(Listed records):
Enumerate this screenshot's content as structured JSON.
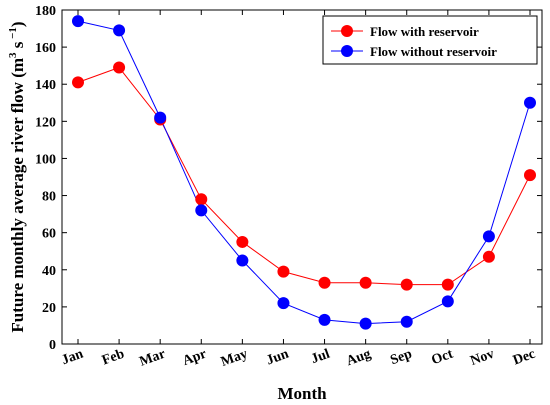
{
  "chart_data": {
    "type": "line",
    "categories": [
      "Jan",
      "Feb",
      "Mar",
      "Apr",
      "May",
      "Jun",
      "Jul",
      "Aug",
      "Sep",
      "Oct",
      "Nov",
      "Dec"
    ],
    "series": [
      {
        "name": "Flow with reservoir",
        "color": "#ff0000",
        "values": [
          141,
          149,
          121,
          78,
          55,
          39,
          33,
          33,
          32,
          32,
          47,
          91
        ]
      },
      {
        "name": "Flow without reservoir",
        "color": "#0000ff",
        "values": [
          174,
          169,
          122,
          72,
          45,
          22,
          13,
          11,
          12,
          23,
          58,
          130
        ]
      }
    ],
    "xlabel": "Month",
    "ylabel_text": "Future monthly average river flow (m",
    "ylabel_unit_sup1": "3",
    "ylabel_unit_mid": " s",
    "ylabel_unit_sup2": " −1",
    "ylabel_close": ")",
    "ylim": [
      0,
      180
    ],
    "yticks": [
      0,
      20,
      40,
      60,
      80,
      100,
      120,
      140,
      160,
      180
    ],
    "grid": false,
    "legend_position": "top-right"
  }
}
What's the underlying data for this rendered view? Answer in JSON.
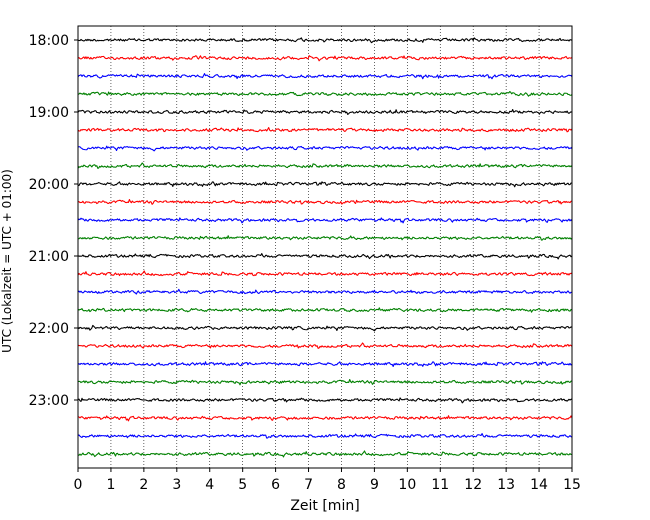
{
  "chart_data": {
    "type": "line",
    "subtype": "helicorder",
    "xlabel": "Zeit  [min]",
    "ylabel": "UTC (Lokalzeit = UTC + 01:00)",
    "xlim": [
      0,
      15
    ],
    "x_ticks": [
      0,
      1,
      2,
      3,
      4,
      5,
      6,
      7,
      8,
      9,
      10,
      11,
      12,
      13,
      14,
      15
    ],
    "y_ticks": [
      "18:00",
      "19:00",
      "20:00",
      "21:00",
      "22:00",
      "23:00"
    ],
    "x_grid": "dotted vertical lines at each minute",
    "trace_interval_minutes": 15,
    "start_time_utc": "18:00",
    "trace_count": 24,
    "trace_colors": [
      "#000000",
      "#ff0000",
      "#0000ff",
      "#008000"
    ],
    "traces": [
      {
        "start": "18:00",
        "color": "#000000"
      },
      {
        "start": "18:15",
        "color": "#ff0000"
      },
      {
        "start": "18:30",
        "color": "#0000ff"
      },
      {
        "start": "18:45",
        "color": "#008000"
      },
      {
        "start": "19:00",
        "color": "#000000"
      },
      {
        "start": "19:15",
        "color": "#ff0000"
      },
      {
        "start": "19:30",
        "color": "#0000ff"
      },
      {
        "start": "19:45",
        "color": "#008000"
      },
      {
        "start": "20:00",
        "color": "#000000"
      },
      {
        "start": "20:15",
        "color": "#ff0000"
      },
      {
        "start": "20:30",
        "color": "#0000ff"
      },
      {
        "start": "20:45",
        "color": "#008000"
      },
      {
        "start": "21:00",
        "color": "#000000"
      },
      {
        "start": "21:15",
        "color": "#ff0000"
      },
      {
        "start": "21:30",
        "color": "#0000ff"
      },
      {
        "start": "21:45",
        "color": "#008000"
      },
      {
        "start": "22:00",
        "color": "#000000"
      },
      {
        "start": "22:15",
        "color": "#ff0000"
      },
      {
        "start": "22:30",
        "color": "#0000ff"
      },
      {
        "start": "22:45",
        "color": "#008000"
      },
      {
        "start": "23:00",
        "color": "#000000"
      },
      {
        "start": "23:15",
        "color": "#ff0000"
      },
      {
        "start": "23:30",
        "color": "#0000ff"
      },
      {
        "start": "23:45",
        "color": "#008000"
      }
    ]
  }
}
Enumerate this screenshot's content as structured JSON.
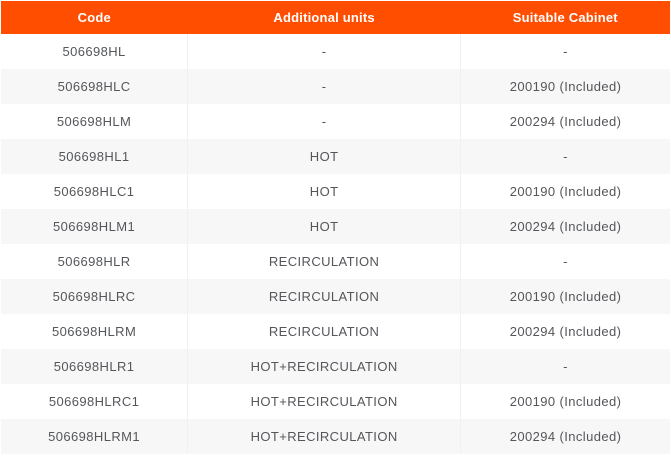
{
  "table": {
    "headers": [
      "Code",
      "Additional units",
      "Suitable Cabinet"
    ],
    "rows": [
      [
        "506698HL",
        "-",
        "-"
      ],
      [
        "506698HLC",
        "-",
        "200190 (Included)"
      ],
      [
        "506698HLM",
        "-",
        "200294 (Included)"
      ],
      [
        "506698HL1",
        "HOT",
        "-"
      ],
      [
        "506698HLC1",
        "HOT",
        "200190 (Included)"
      ],
      [
        "506698HLM1",
        "HOT",
        "200294 (Included)"
      ],
      [
        "506698HLR",
        "RECIRCULATION",
        "-"
      ],
      [
        "506698HLRC",
        "RECIRCULATION",
        "200190 (Included)"
      ],
      [
        "506698HLRM",
        "RECIRCULATION",
        "200294 (Included)"
      ],
      [
        "506698HLR1",
        "HOT+RECIRCULATION",
        "-"
      ],
      [
        "506698HLRC1",
        "HOT+RECIRCULATION",
        "200190 (Included)"
      ],
      [
        "506698HLRM1",
        "HOT+RECIRCULATION",
        "200294 (Included)"
      ]
    ],
    "colors": {
      "header_bg": "#FF4E00",
      "header_text": "#FFFFFF",
      "row_alt_bg": "#F7F7F7",
      "cell_text": "#54565A",
      "divider": "#F1F1F1"
    }
  }
}
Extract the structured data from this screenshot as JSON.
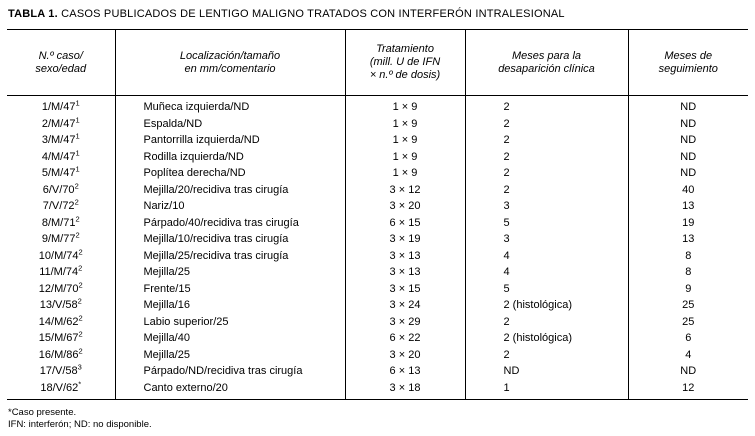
{
  "page": {
    "title_label": "TABLA 1.",
    "title_text": " CASOS PUBLICADOS DE LENTIGO MALIGNO TRATADOS CON INTERFERÓN INTRALESIONAL"
  },
  "table": {
    "headers": {
      "caso": "N.º caso/\nsexo/edad",
      "localizacion": "Localización/tamaño\nen mm/comentario",
      "tratamiento": "Tratamiento\n(mill. U de IFN\n× n.º de dosis)",
      "desaparicion": "Meses para la\ndesaparición clínica",
      "seguimiento": "Meses de\nseguimiento"
    },
    "rows": [
      {
        "caso": "1/M/47",
        "sup": "1",
        "loc": "Muñeca izquierda/ND",
        "trat": "1 × 9",
        "desap": "2",
        "seg": "ND"
      },
      {
        "caso": "2/M/47",
        "sup": "1",
        "loc": "Espalda/ND",
        "trat": "1 × 9",
        "desap": "2",
        "seg": "ND"
      },
      {
        "caso": "3/M/47",
        "sup": "1",
        "loc": "Pantorrilla izquierda/ND",
        "trat": "1 × 9",
        "desap": "2",
        "seg": "ND"
      },
      {
        "caso": "4/M/47",
        "sup": "1",
        "loc": "Rodilla izquierda/ND",
        "trat": "1 × 9",
        "desap": "2",
        "seg": "ND"
      },
      {
        "caso": "5/M/47",
        "sup": "1",
        "loc": "Poplítea derecha/ND",
        "trat": "1 × 9",
        "desap": "2",
        "seg": "ND"
      },
      {
        "caso": "6/V/70",
        "sup": "2",
        "loc": "Mejilla/20/recidiva tras cirugía",
        "trat": "3 × 12",
        "desap": "2",
        "seg": "40"
      },
      {
        "caso": "7/V/72",
        "sup": "2",
        "loc": "Nariz/10",
        "trat": "3 × 20",
        "desap": "3",
        "seg": "13"
      },
      {
        "caso": "8/M/71",
        "sup": "2",
        "loc": "Párpado/40/recidiva tras cirugía",
        "trat": "6 × 15",
        "desap": "5",
        "seg": "19"
      },
      {
        "caso": "9/M/77",
        "sup": "2",
        "loc": "Mejilla/10/recidiva tras cirugía",
        "trat": "3 × 19",
        "desap": "3",
        "seg": "13"
      },
      {
        "caso": "10/M/74",
        "sup": "2",
        "loc": "Mejilla/25/recidiva tras cirugía",
        "trat": "3 × 13",
        "desap": "4",
        "seg": "8"
      },
      {
        "caso": "11/M/74",
        "sup": "2",
        "loc": "Mejilla/25",
        "trat": "3 × 13",
        "desap": "4",
        "seg": "8"
      },
      {
        "caso": "12/M/70",
        "sup": "2",
        "loc": "Frente/15",
        "trat": "3 × 15",
        "desap": "5",
        "seg": "9"
      },
      {
        "caso": "13/V/58",
        "sup": "2",
        "loc": "Mejilla/16",
        "trat": "3 × 24",
        "desap": "2 (histológica)",
        "seg": "25"
      },
      {
        "caso": "14/M/62",
        "sup": "2",
        "loc": "Labio superior/25",
        "trat": "3 × 29",
        "desap": "2",
        "seg": "25"
      },
      {
        "caso": "15/M/67",
        "sup": "2",
        "loc": "Mejilla/40",
        "trat": "6 × 22",
        "desap": "2 (histológica)",
        "seg": "6"
      },
      {
        "caso": "16/M/86",
        "sup": "2",
        "loc": "Mejilla/25",
        "trat": "3 × 20",
        "desap": "2",
        "seg": "4"
      },
      {
        "caso": "17/V/58",
        "sup": "3",
        "loc": "Párpado/ND/recidiva tras cirugía",
        "trat": "6 × 13",
        "desap": "ND",
        "seg": "ND"
      },
      {
        "caso": "18/V/62",
        "sup": "*",
        "loc": "Canto externo/20",
        "trat": "3 × 18",
        "desap": "1",
        "seg": "12"
      }
    ]
  },
  "footnotes": {
    "line1": "*Caso presente.",
    "line2": "IFN: interferón; ND: no disponible."
  }
}
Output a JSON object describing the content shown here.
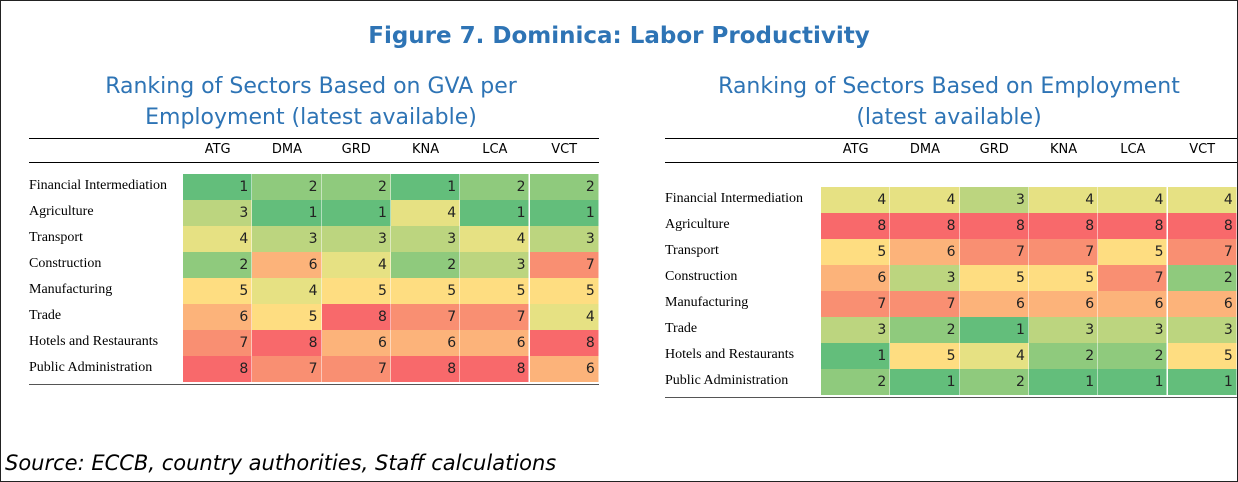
{
  "title": "Figure 7. Dominica: Labor Productivity",
  "color_scale": [
    "#63be7b",
    "#8fca7d",
    "#bcd57f",
    "#e6e183",
    "#fedd81",
    "#fcb37a",
    "#f98f72",
    "#f8696b"
  ],
  "tables": [
    {
      "subtitle_lines": [
        "Ranking of Sectors Based on GVA per",
        "Employment (latest available)"
      ],
      "columns": [
        "ATG",
        "DMA",
        "GRD",
        "KNA",
        "LCA",
        "VCT"
      ],
      "rows": [
        {
          "label": "Financial Intermediation",
          "values": [
            1,
            2,
            2,
            1,
            2,
            2
          ]
        },
        {
          "label": "Agriculture",
          "values": [
            3,
            1,
            1,
            4,
            1,
            1
          ]
        },
        {
          "label": "Transport",
          "values": [
            4,
            3,
            3,
            3,
            4,
            3
          ]
        },
        {
          "label": "Construction",
          "values": [
            2,
            6,
            4,
            2,
            3,
            7
          ]
        },
        {
          "label": "Manufacturing",
          "values": [
            5,
            4,
            5,
            5,
            5,
            5
          ]
        },
        {
          "label": "Trade",
          "values": [
            6,
            5,
            8,
            7,
            7,
            4
          ]
        },
        {
          "label": "Hotels and Restaurants",
          "values": [
            7,
            8,
            6,
            6,
            6,
            8
          ]
        },
        {
          "label": "Public Administration",
          "values": [
            8,
            7,
            7,
            8,
            8,
            6
          ]
        }
      ]
    },
    {
      "subtitle_lines": [
        "Ranking of Sectors Based on Employment",
        "(latest available)"
      ],
      "columns": [
        "ATG",
        "DMA",
        "GRD",
        "KNA",
        "LCA",
        "VCT"
      ],
      "rows": [
        {
          "label": "Financial Intermediation",
          "values": [
            4,
            4,
            3,
            4,
            4,
            4
          ]
        },
        {
          "label": "Agriculture",
          "values": [
            8,
            8,
            8,
            8,
            8,
            8
          ]
        },
        {
          "label": "Transport",
          "values": [
            5,
            6,
            7,
            7,
            5,
            7
          ]
        },
        {
          "label": "Construction",
          "values": [
            6,
            3,
            5,
            5,
            7,
            2
          ]
        },
        {
          "label": "Manufacturing",
          "values": [
            7,
            7,
            6,
            6,
            6,
            6
          ]
        },
        {
          "label": "Trade",
          "values": [
            3,
            2,
            1,
            3,
            3,
            3
          ]
        },
        {
          "label": "Hotels and Restaurants",
          "values": [
            1,
            5,
            4,
            2,
            2,
            5
          ]
        },
        {
          "label": "Public Administration",
          "values": [
            2,
            1,
            2,
            1,
            1,
            1
          ]
        }
      ]
    }
  ],
  "source": "Source: ECCB, country authorities, Staff calculations"
}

(Task):
Select and copy every line of the listing with the word "Párpado".

(Expected answer):
        "loc": "Párpado/40/recidiva tras cirugía",
        "loc": "Párpado/ND/recidiva tras cirugía",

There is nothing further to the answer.